### Task
Repeat each record exactly as written, and drop any images.

◇ ◇ ◇

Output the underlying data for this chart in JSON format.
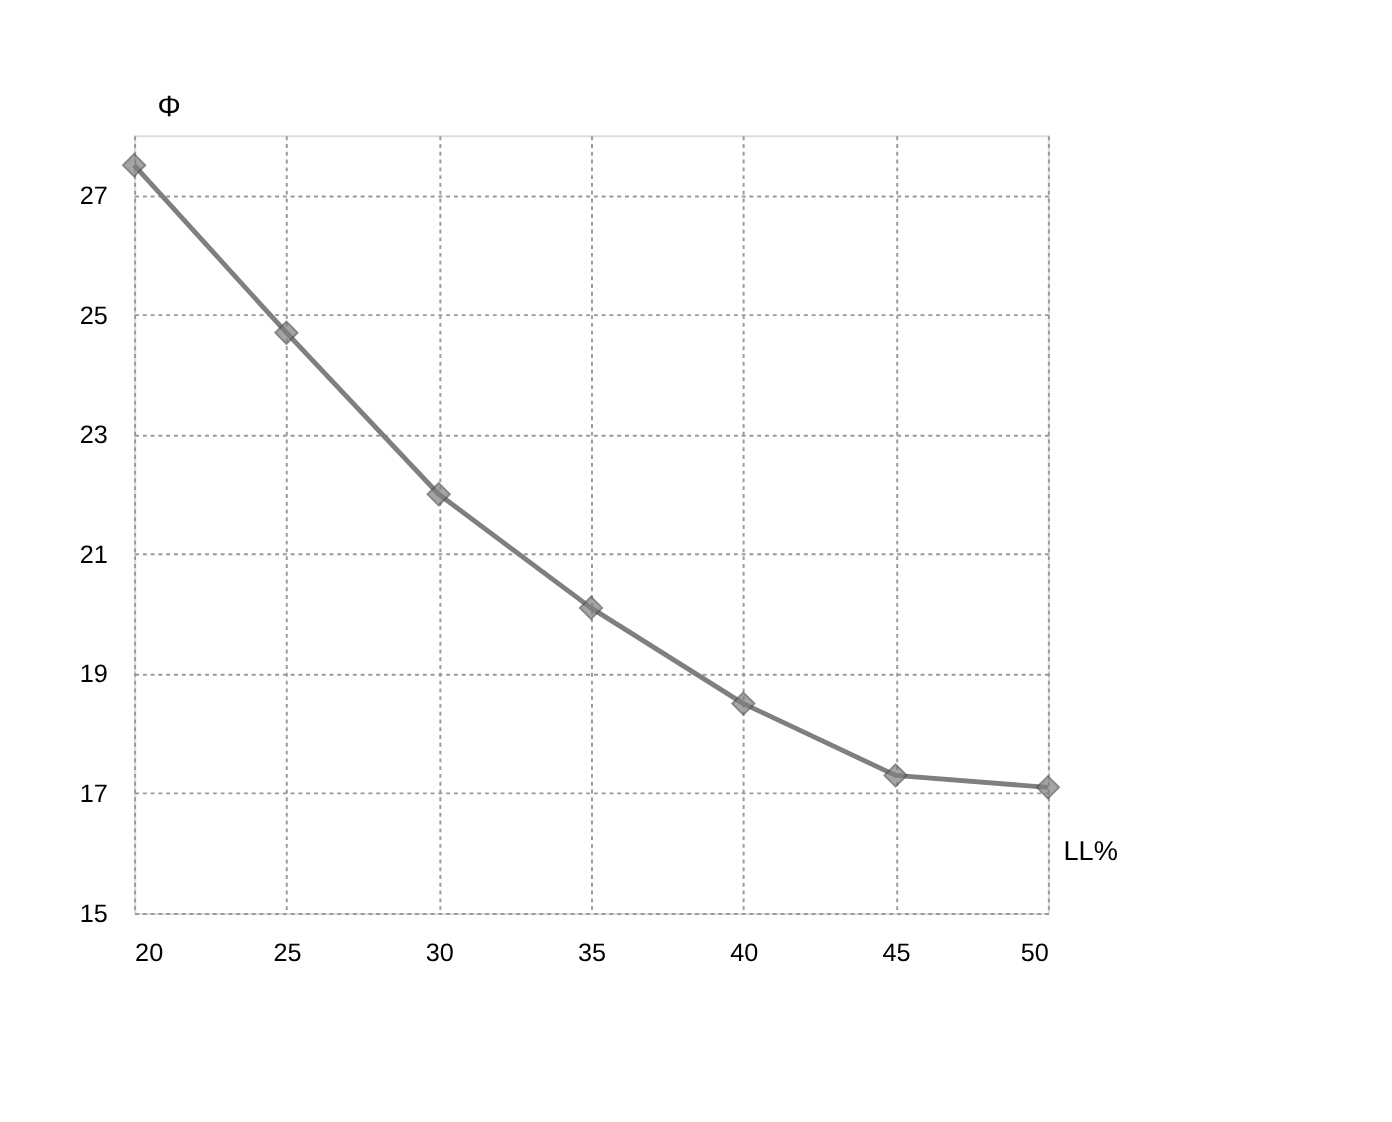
{
  "chart_data": {
    "type": "line",
    "xlabel": "LL%",
    "ylabel": "Φ",
    "x": [
      20,
      25,
      30,
      35,
      40,
      45,
      50
    ],
    "series": [
      {
        "color": "#7f7f7f",
        "values": [
          27.5,
          24.7,
          22.0,
          20.1,
          18.5,
          17.3,
          17.1
        ]
      }
    ],
    "xlim": [
      20,
      50
    ],
    "xticks": [
      20,
      25,
      30,
      35,
      40,
      45,
      50
    ],
    "ylim": [
      15,
      28
    ],
    "yticks": [
      15,
      17,
      19,
      21,
      23,
      25,
      27
    ],
    "grid": true,
    "marker": "diamond",
    "line_style": "solid"
  }
}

◇ ◇ ◇

### Reply
Output the underlying data for this chart in JSON format.
{
  "chart_data": {
    "type": "line",
    "xlabel": "LL%",
    "ylabel": "Φ",
    "x": [
      20,
      25,
      30,
      35,
      40,
      45,
      50
    ],
    "series": [
      {
        "color": "#7f7f7f",
        "values": [
          27.5,
          24.7,
          22.0,
          20.1,
          18.5,
          17.3,
          17.1
        ]
      }
    ],
    "xlim": [
      20,
      50
    ],
    "xticks": [
      20,
      25,
      30,
      35,
      40,
      45,
      50
    ],
    "ylim": [
      15,
      28
    ],
    "yticks": [
      15,
      17,
      19,
      21,
      23,
      25,
      27
    ],
    "grid": true,
    "marker": "diamond",
    "line_style": "solid"
  }
}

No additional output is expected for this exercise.